• **GIVEN TASK**
Each record below is to be reproduced without any change.

• **TASK INPUT**
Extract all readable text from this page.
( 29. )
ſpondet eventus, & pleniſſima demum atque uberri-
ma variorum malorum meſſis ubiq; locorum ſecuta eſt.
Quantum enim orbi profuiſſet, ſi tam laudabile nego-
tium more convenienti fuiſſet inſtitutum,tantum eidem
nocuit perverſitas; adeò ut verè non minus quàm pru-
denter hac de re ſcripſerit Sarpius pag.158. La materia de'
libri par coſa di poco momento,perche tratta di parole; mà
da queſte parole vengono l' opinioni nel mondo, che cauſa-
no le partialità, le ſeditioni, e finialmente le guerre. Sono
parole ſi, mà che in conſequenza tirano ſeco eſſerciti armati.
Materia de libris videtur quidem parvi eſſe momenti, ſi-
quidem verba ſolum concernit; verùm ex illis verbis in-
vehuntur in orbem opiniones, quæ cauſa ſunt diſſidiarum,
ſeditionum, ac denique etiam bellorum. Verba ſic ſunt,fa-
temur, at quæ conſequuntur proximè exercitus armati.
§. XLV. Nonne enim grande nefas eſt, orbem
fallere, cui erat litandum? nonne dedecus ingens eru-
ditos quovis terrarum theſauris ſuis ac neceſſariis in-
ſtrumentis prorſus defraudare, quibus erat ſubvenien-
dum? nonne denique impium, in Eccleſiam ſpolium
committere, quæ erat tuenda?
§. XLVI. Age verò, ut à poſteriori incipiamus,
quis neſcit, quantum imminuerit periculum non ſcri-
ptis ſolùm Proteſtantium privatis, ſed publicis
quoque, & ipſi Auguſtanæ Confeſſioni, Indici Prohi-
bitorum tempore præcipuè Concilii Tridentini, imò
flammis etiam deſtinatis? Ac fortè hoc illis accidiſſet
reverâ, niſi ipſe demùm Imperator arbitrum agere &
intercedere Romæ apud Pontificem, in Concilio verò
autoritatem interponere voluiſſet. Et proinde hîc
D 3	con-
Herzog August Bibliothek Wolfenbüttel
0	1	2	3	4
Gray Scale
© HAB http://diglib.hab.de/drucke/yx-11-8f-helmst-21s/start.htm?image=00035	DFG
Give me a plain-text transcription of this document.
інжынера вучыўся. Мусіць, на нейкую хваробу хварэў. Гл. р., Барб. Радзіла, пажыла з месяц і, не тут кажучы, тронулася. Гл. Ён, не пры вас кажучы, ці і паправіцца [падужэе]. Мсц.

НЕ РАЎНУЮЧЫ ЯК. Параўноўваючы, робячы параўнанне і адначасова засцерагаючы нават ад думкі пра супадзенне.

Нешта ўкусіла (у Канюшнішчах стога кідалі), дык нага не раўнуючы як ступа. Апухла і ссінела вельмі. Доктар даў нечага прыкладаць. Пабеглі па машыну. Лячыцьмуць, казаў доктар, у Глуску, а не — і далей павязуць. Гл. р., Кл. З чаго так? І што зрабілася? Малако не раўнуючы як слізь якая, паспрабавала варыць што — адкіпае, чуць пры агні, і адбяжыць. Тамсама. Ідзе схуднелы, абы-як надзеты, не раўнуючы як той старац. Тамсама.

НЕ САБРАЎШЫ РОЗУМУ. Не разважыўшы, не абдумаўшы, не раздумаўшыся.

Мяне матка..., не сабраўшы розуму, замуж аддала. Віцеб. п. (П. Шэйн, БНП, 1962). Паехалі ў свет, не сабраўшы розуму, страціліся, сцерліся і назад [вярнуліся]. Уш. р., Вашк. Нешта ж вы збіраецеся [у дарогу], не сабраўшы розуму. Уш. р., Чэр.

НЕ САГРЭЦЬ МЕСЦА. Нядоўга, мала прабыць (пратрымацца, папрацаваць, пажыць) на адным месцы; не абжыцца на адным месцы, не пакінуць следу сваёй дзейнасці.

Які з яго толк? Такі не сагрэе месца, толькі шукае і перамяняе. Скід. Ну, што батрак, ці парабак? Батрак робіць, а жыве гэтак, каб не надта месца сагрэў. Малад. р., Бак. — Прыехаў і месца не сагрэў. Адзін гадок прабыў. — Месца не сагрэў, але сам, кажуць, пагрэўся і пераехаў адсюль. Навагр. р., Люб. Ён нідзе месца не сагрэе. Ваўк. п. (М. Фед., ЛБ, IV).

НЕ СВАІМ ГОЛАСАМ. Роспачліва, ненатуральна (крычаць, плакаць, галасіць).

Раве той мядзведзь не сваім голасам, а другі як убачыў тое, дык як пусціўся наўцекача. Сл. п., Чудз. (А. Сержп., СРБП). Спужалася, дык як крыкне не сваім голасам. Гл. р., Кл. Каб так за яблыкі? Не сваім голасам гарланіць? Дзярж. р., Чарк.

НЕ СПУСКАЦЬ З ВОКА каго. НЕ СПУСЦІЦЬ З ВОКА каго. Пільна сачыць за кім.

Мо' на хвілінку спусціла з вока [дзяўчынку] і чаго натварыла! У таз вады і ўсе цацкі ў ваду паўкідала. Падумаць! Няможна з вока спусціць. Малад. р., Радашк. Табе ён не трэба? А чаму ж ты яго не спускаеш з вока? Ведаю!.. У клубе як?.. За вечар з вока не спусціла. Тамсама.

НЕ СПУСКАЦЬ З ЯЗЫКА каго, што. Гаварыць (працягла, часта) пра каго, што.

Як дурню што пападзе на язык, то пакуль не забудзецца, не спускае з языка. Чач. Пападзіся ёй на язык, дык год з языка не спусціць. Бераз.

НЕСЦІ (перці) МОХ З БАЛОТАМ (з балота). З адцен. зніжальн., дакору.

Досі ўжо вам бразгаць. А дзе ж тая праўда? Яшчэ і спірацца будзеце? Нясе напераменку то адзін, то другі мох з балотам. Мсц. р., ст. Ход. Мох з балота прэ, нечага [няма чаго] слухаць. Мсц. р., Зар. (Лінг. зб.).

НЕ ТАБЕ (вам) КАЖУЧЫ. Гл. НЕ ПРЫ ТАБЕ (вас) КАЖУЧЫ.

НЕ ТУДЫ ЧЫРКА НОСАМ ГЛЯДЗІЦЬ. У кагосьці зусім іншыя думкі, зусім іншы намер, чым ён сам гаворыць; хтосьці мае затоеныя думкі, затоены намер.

• **TASK SOLUTION**
Extract all readable text from this page.
( 29. )
ſpondet eventus, & pleniſſima demum atque uberri-
ma variorum malorum meſſis ubiq; locorum ſecuta eſt.
Quantum enim orbi profuiſſet, ſi tam laudabile nego-
tium more convenienti fuiſſet inſtitutum,tantum eidem
nocuit perverſitas; adeò ut verè non minus quàm pru-
denter hac de re ſcripſerit Sarpius pag.158. La materia de'
libri par coſa di poco momento,perche tratta di parole; mà
da queſte parole vengono l' opinioni nel mondo, che cauſa-
no le partialità, le ſeditioni, e finialmente le guerre. Sono
parole ſi, mà che in conſequenza tirano ſeco eſſerciti armati.
Materia de libris videtur quidem parvi eſſe momenti, ſi-
quidem verba ſolum concernit; verùm ex illis verbis in-
vehuntur in orbem opiniones, quæ cauſa ſunt diſſidiarum,
ſeditionum, ac denique etiam bellorum. Verba ſic ſunt,fa-
temur, at quæ conſequuntur proximè exercitus armati.
§. XLV. Nonne enim grande nefas eſt, orbem
fallere, cui erat litandum? nonne dedecus ingens eru-
ditos quovis terrarum theſauris ſuis ac neceſſariis in-
ſtrumentis prorſus defraudare, quibus erat ſubvenien-
dum? nonne denique impium, in Eccleſiam ſpolium
committere, quæ erat tuenda?
§. XLVI. Age verò, ut à poſteriori incipiamus,
quis neſcit, quantum imminuerit periculum non ſcri-
ptis ſolùm Proteſtantium privatis, ſed publicis
quoque, & ipſi Auguſtanæ Confeſſioni, Indici Prohi-
bitorum tempore præcipuè Concilii Tridentini, imò
flammis etiam deſtinatis? Ac fortè hoc illis accidiſſet
reverâ, niſi ipſe demùm Imperator arbitrum agere &
intercedere Romæ apud Pontificem, in Concilio verò
autoritatem interponere voluiſſet. Et proinde hîc
D 3	con-
Herzog August Bibliothek Wolfenbüttel
0	1	2	3	4
Gray Scale
© HAB http://diglib.hab.de/drucke/yx-11-8f-helmst-21s/start.htm?image=00035	DFG
Give me a plain-text transcription of this document.
інжынера вучыўся. Мусіць, на нейкую хваробу хварэў. Гл. р., Барб. Радзіла, пажыла з месяц і, не тут кажучы, тронулася. Гл. Ён, не пры вас кажучы, ці і паправіцца [падужэе]. Мсц.

НЕ РАЎНУЮЧЫ ЯК. Параўноўваючы, робячы параўнанне і адначасова засцерагаючы нават ад думкі пра супадзенне.

Нешта ўкусіла (у Канюшнішчах стога кідалі), дык нага не раўнуючы як ступа. Апухла і ссінела вельмі. Доктар даў нечага прыкладаць. Пабеглі па машыну. Лячыцьмуць, казаў доктар, у Глуску, а не — і далей павязуць. Гл. р., Кл. З чаго так? І што зрабілася? Малако не раўнуючы як слізь якая, паспрабавала варыць што — адкіпае, чуць пры агні, і адбяжыць. Тамсама. Ідзе схуднелы, абы-як надзеты, не раўнуючы як той старац. Тамсама.

НЕ САБРАЎШЫ РОЗУМУ. Не разважыўшы, не абдумаўшы, не раздумаўшыся.

Мяне матка..., не сабраўшы розуму, замуж аддала. Віцеб. п. (П. Шэйн, БНП, 1962). Паехалі ў свет, не сабраўшы розуму, страціліся, сцерліся і назад [вярнуліся]. Уш. р., Вашк. Нешта ж вы збіраецеся [у дарогу], не сабраўшы розуму. Уш. р., Чэр.

НЕ САГРЭЦЬ МЕСЦА. Нядоўга, мала прабыць (пратрымацца, папрацаваць, пажыць) на адным месцы; не абжыцца на адным месцы, не пакінуць следу сваёй дзейнасці.

Які з яго толк? Такі не сагрэе месца, толькі шукае і перамяняе. Скід. Ну, што батрак, ці парабак? Батрак робіць, а жыве гэтак, каб не надта месца сагрэў. Малад. р., Бак. — Прыехаў і месца не сагрэў. Адзін гадок прабыў. — Месца не сагрэў, але сам, кажуць, пагрэўся і пераехаў адсюль. Навагр. р., Люб. Ён нідзе месца не сагрэе. Ваўк. п. (М. Фед., ЛБ, IV).

НЕ СВАІМ ГОЛАСАМ. Роспачліва, ненатуральна (крычаць, плакаць, галасіць).

Раве той мядзведзь не сваім голасам, а другі як убачыў тое, дык як пусціўся наўцекача. Сл. п., Чудз. (А. Сержп., СРБП). Спужалася, дык як крыкне не сваім голасам. Гл. р., Кл. Каб так за яблыкі? Не сваім голасам гарланіць? Дзярж. р., Чарк.

НЕ СПУСКАЦЬ З ВОКА каго. НЕ СПУСЦІЦЬ З ВОКА каго. Пільна сачыць за кім.

Мо' на хвілінку спусціла з вока [дзяўчынку] і чаго натварыла! У таз вады і ўсе цацкі ў ваду паўкідала. Падумаць! Няможна з вока спусціць. Малад. р., Радашк. Табе ён не трэба? А чаму ж ты яго не спускаеш з вока? Ведаю!.. У клубе як?.. За вечар з вока не спусціла. Тамсама.

НЕ СПУСКАЦЬ З ЯЗЫКА каго, што. Гаварыць (працягла, часта) пра каго, што.

Як дурню што пападзе на язык, то пакуль не забудзецца, не спускае з языка. Чач. Пападзіся ёй на язык, дык год з языка не спусціць. Бераз.

НЕСЦІ (перці) МОХ З БАЛОТАМ (з балота). З адцен. зніжальн., дакору.

Досі ўжо вам бразгаць. А дзе ж тая праўда? Яшчэ і спірацца будзеце? Нясе напераменку то адзін, то другі мох з балотам. Мсц. р., ст. Ход. Мох з балота прэ, нечага [няма чаго] слухаць. Мсц. р., Зар. (Лінг. зб.).

НЕ ТАБЕ (вам) КАЖУЧЫ. Гл. НЕ ПРЫ ТАБЕ (вас) КАЖУЧЫ.

НЕ ТУДЫ ЧЫРКА НОСАМ ГЛЯДЗІЦЬ. У кагосьці зусім іншыя думкі, зусім іншы намер, чым ён сам гаворыць; хтосьці мае затоеныя думкі, затоены намер.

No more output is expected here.